[Stored entries]

━━━━

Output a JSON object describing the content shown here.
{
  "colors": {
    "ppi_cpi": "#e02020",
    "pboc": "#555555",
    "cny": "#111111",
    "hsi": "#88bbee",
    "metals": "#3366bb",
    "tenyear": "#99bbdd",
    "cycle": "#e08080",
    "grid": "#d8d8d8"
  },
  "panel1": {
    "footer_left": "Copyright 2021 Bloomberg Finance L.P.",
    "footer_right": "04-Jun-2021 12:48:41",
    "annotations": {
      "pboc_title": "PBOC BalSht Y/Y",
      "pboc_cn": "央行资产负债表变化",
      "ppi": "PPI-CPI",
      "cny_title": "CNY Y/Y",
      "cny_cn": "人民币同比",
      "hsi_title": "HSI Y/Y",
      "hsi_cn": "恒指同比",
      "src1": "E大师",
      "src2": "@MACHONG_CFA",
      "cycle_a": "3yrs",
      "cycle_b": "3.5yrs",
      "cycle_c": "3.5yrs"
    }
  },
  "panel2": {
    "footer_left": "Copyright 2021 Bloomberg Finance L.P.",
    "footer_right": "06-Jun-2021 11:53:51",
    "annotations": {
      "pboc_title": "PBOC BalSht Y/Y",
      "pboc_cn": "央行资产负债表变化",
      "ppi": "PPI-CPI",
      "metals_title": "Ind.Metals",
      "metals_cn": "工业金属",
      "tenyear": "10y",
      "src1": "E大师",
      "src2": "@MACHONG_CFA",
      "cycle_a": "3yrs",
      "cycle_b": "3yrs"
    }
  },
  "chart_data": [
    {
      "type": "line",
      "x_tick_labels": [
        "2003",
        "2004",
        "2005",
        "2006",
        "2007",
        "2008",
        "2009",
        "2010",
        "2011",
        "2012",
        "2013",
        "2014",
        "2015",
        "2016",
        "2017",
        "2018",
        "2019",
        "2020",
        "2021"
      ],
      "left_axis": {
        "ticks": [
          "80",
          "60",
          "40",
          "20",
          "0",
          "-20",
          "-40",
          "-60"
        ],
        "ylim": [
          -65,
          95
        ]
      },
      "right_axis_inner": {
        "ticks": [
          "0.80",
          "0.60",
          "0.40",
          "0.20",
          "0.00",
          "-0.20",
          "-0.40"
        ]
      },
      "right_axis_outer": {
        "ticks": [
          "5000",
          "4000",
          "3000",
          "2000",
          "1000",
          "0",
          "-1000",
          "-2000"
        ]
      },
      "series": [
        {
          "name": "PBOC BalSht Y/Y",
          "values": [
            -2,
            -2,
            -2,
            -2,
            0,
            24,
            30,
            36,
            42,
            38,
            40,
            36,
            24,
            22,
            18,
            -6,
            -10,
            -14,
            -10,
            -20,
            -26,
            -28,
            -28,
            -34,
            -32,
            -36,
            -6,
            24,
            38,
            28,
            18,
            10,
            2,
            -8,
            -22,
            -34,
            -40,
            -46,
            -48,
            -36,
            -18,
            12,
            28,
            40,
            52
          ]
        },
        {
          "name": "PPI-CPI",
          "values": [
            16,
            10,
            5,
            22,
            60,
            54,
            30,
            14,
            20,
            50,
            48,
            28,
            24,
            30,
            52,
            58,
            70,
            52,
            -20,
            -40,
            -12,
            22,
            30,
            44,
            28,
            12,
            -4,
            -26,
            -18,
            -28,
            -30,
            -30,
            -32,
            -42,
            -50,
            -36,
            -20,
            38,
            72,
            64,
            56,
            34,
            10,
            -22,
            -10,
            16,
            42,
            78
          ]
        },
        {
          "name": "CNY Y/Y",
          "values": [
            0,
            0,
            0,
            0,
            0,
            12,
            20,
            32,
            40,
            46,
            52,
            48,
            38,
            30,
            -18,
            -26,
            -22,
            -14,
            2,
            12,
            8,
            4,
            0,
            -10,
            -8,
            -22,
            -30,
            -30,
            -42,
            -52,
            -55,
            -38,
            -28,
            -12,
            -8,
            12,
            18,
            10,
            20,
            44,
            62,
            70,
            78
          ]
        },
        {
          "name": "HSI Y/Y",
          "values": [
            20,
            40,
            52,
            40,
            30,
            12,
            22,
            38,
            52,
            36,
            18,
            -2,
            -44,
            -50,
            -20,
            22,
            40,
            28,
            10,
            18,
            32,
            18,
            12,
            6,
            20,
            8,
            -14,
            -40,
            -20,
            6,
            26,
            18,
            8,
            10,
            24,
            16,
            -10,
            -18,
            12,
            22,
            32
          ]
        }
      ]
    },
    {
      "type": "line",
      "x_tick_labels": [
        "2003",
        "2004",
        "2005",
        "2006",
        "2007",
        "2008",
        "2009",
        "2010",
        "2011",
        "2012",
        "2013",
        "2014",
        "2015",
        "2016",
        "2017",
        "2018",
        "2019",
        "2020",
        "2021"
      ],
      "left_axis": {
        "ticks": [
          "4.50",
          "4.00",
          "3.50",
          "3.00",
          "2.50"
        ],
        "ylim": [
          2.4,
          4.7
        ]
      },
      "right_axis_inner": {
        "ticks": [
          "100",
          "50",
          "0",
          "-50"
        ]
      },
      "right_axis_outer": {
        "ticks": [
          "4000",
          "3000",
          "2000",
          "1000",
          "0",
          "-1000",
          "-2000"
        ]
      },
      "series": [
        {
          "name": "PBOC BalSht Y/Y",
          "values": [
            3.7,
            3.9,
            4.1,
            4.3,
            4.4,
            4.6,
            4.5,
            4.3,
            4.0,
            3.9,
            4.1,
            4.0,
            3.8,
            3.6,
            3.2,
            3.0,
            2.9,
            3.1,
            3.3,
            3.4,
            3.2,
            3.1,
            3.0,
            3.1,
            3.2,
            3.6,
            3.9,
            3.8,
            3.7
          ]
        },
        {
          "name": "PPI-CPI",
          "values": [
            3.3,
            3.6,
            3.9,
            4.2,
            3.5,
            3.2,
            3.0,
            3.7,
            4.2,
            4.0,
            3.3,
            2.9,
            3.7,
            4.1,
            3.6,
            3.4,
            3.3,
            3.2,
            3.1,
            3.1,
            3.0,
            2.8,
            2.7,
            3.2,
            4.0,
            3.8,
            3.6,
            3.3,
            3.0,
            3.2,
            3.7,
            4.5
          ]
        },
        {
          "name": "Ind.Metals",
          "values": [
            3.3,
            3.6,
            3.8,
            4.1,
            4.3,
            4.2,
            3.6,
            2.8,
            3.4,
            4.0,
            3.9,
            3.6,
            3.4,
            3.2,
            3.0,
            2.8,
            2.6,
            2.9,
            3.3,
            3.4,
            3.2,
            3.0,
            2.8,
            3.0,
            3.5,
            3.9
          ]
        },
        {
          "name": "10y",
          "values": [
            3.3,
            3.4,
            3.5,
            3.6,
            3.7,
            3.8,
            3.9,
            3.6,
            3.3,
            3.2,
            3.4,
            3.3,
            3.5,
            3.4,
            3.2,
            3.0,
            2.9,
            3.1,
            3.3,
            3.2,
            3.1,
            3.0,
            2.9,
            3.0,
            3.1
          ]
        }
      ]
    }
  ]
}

━━━━

**The exercise:**
Restate all of the entries above precisely.

**Solution:**
Output a JSON object describing the content shown here.
{
  "colors": {
    "ppi_cpi": "#e02020",
    "pboc": "#555555",
    "cny": "#111111",
    "hsi": "#88bbee",
    "metals": "#3366bb",
    "tenyear": "#99bbdd",
    "cycle": "#e08080",
    "grid": "#d8d8d8"
  },
  "panel1": {
    "footer_left": "Copyright 2021 Bloomberg Finance L.P.",
    "footer_right": "04-Jun-2021 12:48:41",
    "annotations": {
      "pboc_title": "PBOC BalSht Y/Y",
      "pboc_cn": "央行资产负债表变化",
      "ppi": "PPI-CPI",
      "cny_title": "CNY Y/Y",
      "cny_cn": "人民币同比",
      "hsi_title": "HSI Y/Y",
      "hsi_cn": "恒指同比",
      "src1": "E大师",
      "src2": "@MACHONG_CFA",
      "cycle_a": "3yrs",
      "cycle_b": "3.5yrs",
      "cycle_c": "3.5yrs"
    }
  },
  "panel2": {
    "footer_left": "Copyright 2021 Bloomberg Finance L.P.",
    "footer_right": "06-Jun-2021 11:53:51",
    "annotations": {
      "pboc_title": "PBOC BalSht Y/Y",
      "pboc_cn": "央行资产负债表变化",
      "ppi": "PPI-CPI",
      "metals_title": "Ind.Metals",
      "metals_cn": "工业金属",
      "tenyear": "10y",
      "src1": "E大师",
      "src2": "@MACHONG_CFA",
      "cycle_a": "3yrs",
      "cycle_b": "3yrs"
    }
  },
  "chart_data": [
    {
      "type": "line",
      "x_tick_labels": [
        "2003",
        "2004",
        "2005",
        "2006",
        "2007",
        "2008",
        "2009",
        "2010",
        "2011",
        "2012",
        "2013",
        "2014",
        "2015",
        "2016",
        "2017",
        "2018",
        "2019",
        "2020",
        "2021"
      ],
      "left_axis": {
        "ticks": [
          "80",
          "60",
          "40",
          "20",
          "0",
          "-20",
          "-40",
          "-60"
        ],
        "ylim": [
          -65,
          95
        ]
      },
      "right_axis_inner": {
        "ticks": [
          "0.80",
          "0.60",
          "0.40",
          "0.20",
          "0.00",
          "-0.20",
          "-0.40"
        ]
      },
      "right_axis_outer": {
        "ticks": [
          "5000",
          "4000",
          "3000",
          "2000",
          "1000",
          "0",
          "-1000",
          "-2000"
        ]
      },
      "series": [
        {
          "name": "PBOC BalSht Y/Y",
          "values": [
            -2,
            -2,
            -2,
            -2,
            0,
            24,
            30,
            36,
            42,
            38,
            40,
            36,
            24,
            22,
            18,
            -6,
            -10,
            -14,
            -10,
            -20,
            -26,
            -28,
            -28,
            -34,
            -32,
            -36,
            -6,
            24,
            38,
            28,
            18,
            10,
            2,
            -8,
            -22,
            -34,
            -40,
            -46,
            -48,
            -36,
            -18,
            12,
            28,
            40,
            52
          ]
        },
        {
          "name": "PPI-CPI",
          "values": [
            16,
            10,
            5,
            22,
            60,
            54,
            30,
            14,
            20,
            50,
            48,
            28,
            24,
            30,
            52,
            58,
            70,
            52,
            -20,
            -40,
            -12,
            22,
            30,
            44,
            28,
            12,
            -4,
            -26,
            -18,
            -28,
            -30,
            -30,
            -32,
            -42,
            -50,
            -36,
            -20,
            38,
            72,
            64,
            56,
            34,
            10,
            -22,
            -10,
            16,
            42,
            78
          ]
        },
        {
          "name": "CNY Y/Y",
          "values": [
            0,
            0,
            0,
            0,
            0,
            12,
            20,
            32,
            40,
            46,
            52,
            48,
            38,
            30,
            -18,
            -26,
            -22,
            -14,
            2,
            12,
            8,
            4,
            0,
            -10,
            -8,
            -22,
            -30,
            -30,
            -42,
            -52,
            -55,
            -38,
            -28,
            -12,
            -8,
            12,
            18,
            10,
            20,
            44,
            62,
            70,
            78
          ]
        },
        {
          "name": "HSI Y/Y",
          "values": [
            20,
            40,
            52,
            40,
            30,
            12,
            22,
            38,
            52,
            36,
            18,
            -2,
            -44,
            -50,
            -20,
            22,
            40,
            28,
            10,
            18,
            32,
            18,
            12,
            6,
            20,
            8,
            -14,
            -40,
            -20,
            6,
            26,
            18,
            8,
            10,
            24,
            16,
            -10,
            -18,
            12,
            22,
            32
          ]
        }
      ]
    },
    {
      "type": "line",
      "x_tick_labels": [
        "2003",
        "2004",
        "2005",
        "2006",
        "2007",
        "2008",
        "2009",
        "2010",
        "2011",
        "2012",
        "2013",
        "2014",
        "2015",
        "2016",
        "2017",
        "2018",
        "2019",
        "2020",
        "2021"
      ],
      "left_axis": {
        "ticks": [
          "4.50",
          "4.00",
          "3.50",
          "3.00",
          "2.50"
        ],
        "ylim": [
          2.4,
          4.7
        ]
      },
      "right_axis_inner": {
        "ticks": [
          "100",
          "50",
          "0",
          "-50"
        ]
      },
      "right_axis_outer": {
        "ticks": [
          "4000",
          "3000",
          "2000",
          "1000",
          "0",
          "-1000",
          "-2000"
        ]
      },
      "series": [
        {
          "name": "PBOC BalSht Y/Y",
          "values": [
            3.7,
            3.9,
            4.1,
            4.3,
            4.4,
            4.6,
            4.5,
            4.3,
            4.0,
            3.9,
            4.1,
            4.0,
            3.8,
            3.6,
            3.2,
            3.0,
            2.9,
            3.1,
            3.3,
            3.4,
            3.2,
            3.1,
            3.0,
            3.1,
            3.2,
            3.6,
            3.9,
            3.8,
            3.7
          ]
        },
        {
          "name": "PPI-CPI",
          "values": [
            3.3,
            3.6,
            3.9,
            4.2,
            3.5,
            3.2,
            3.0,
            3.7,
            4.2,
            4.0,
            3.3,
            2.9,
            3.7,
            4.1,
            3.6,
            3.4,
            3.3,
            3.2,
            3.1,
            3.1,
            3.0,
            2.8,
            2.7,
            3.2,
            4.0,
            3.8,
            3.6,
            3.3,
            3.0,
            3.2,
            3.7,
            4.5
          ]
        },
        {
          "name": "Ind.Metals",
          "values": [
            3.3,
            3.6,
            3.8,
            4.1,
            4.3,
            4.2,
            3.6,
            2.8,
            3.4,
            4.0,
            3.9,
            3.6,
            3.4,
            3.2,
            3.0,
            2.8,
            2.6,
            2.9,
            3.3,
            3.4,
            3.2,
            3.0,
            2.8,
            3.0,
            3.5,
            3.9
          ]
        },
        {
          "name": "10y",
          "values": [
            3.3,
            3.4,
            3.5,
            3.6,
            3.7,
            3.8,
            3.9,
            3.6,
            3.3,
            3.2,
            3.4,
            3.3,
            3.5,
            3.4,
            3.2,
            3.0,
            2.9,
            3.1,
            3.3,
            3.2,
            3.1,
            3.0,
            2.9,
            3.0,
            3.1
          ]
        }
      ]
    }
  ]
}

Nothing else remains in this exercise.